- **What to do**
What follows is a set of records, each of which is to be written out exactly.

#### Supplied data ####

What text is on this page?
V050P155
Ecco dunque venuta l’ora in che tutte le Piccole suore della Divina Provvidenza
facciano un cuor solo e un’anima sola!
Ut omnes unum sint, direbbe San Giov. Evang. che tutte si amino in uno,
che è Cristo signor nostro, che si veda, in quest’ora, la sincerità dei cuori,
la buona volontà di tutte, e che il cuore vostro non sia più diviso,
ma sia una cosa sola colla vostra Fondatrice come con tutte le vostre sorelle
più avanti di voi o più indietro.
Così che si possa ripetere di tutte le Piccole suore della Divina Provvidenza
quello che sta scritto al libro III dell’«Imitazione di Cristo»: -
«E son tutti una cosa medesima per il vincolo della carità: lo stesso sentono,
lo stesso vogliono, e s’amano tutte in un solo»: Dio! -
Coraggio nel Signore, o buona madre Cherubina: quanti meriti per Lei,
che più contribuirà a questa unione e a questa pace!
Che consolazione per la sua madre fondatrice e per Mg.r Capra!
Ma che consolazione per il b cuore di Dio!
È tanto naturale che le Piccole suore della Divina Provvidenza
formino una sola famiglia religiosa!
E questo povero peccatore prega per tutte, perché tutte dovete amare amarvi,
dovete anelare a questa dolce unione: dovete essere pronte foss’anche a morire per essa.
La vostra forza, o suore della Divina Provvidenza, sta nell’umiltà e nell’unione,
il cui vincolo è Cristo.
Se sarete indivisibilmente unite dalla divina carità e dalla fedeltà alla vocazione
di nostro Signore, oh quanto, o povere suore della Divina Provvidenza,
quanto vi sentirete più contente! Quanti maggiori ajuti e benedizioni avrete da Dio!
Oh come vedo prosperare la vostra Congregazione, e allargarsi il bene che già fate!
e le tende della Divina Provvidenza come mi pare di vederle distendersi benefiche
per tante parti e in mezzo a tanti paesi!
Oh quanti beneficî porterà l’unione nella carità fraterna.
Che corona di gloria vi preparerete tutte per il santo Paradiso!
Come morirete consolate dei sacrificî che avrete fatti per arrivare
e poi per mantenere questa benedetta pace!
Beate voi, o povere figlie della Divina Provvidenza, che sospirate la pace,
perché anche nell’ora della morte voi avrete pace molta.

####

- **The answer**
What text is on this page?
V050P155
Ecco dunque venuta l’ora in che tutte le Piccole suore della Divina Provvidenza
facciano un cuor solo e un’anima sola!
Ut omnes unum sint, direbbe San Giov. Evang. che tutte si amino in uno,
che è Cristo signor nostro, che si veda, in quest’ora, la sincerità dei cuori,
la buona volontà di tutte, e che il cuore vostro non sia più diviso,
ma sia una cosa sola colla vostra Fondatrice come con tutte le vostre sorelle
più avanti di voi o più indietro.
Così che si possa ripetere di tutte le Piccole suore della Divina Provvidenza
quello che sta scritto al libro III dell’«Imitazione di Cristo»: -
«E son tutti una cosa medesima per il vincolo della carità: lo stesso sentono,
lo stesso vogliono, e s’amano tutte in un solo»: Dio! -
Coraggio nel Signore, o buona madre Cherubina: quanti meriti per Lei,
che più contribuirà a questa unione e a questa pace!
Che consolazione per la sua madre fondatrice e per Mg.r Capra!
Ma che consolazione per il b cuore di Dio!
È tanto naturale che le Piccole suore della Divina Provvidenza
formino una sola famiglia religiosa!
E questo povero peccatore prega per tutte, perché tutte dovete amare amarvi,
dovete anelare a questa dolce unione: dovete essere pronte foss’anche a morire per essa.
La vostra forza, o suore della Divina Provvidenza, sta nell’umiltà e nell’unione,
il cui vincolo è Cristo.
Se sarete indivisibilmente unite dalla divina carità e dalla fedeltà alla vocazione
di nostro Signore, oh quanto, o povere suore della Divina Provvidenza,
quanto vi sentirete più contente! Quanti maggiori ajuti e benedizioni avrete da Dio!
Oh come vedo prosperare la vostra Congregazione, e allargarsi il bene che già fate!
e le tende della Divina Provvidenza come mi pare di vederle distendersi benefiche
per tante parti e in mezzo a tanti paesi!
Oh quanti beneficî porterà l’unione nella carità fraterna.
Che corona di gloria vi preparerete tutte per il santo Paradiso!
Come morirete consolate dei sacrificî che avrete fatti per arrivare
e poi per mantenere questa benedetta pace!
Beate voi, o povere figlie della Divina Provvidenza, che sospirate la pace,
perché anche nell’ora della morte voi avrete pace molta.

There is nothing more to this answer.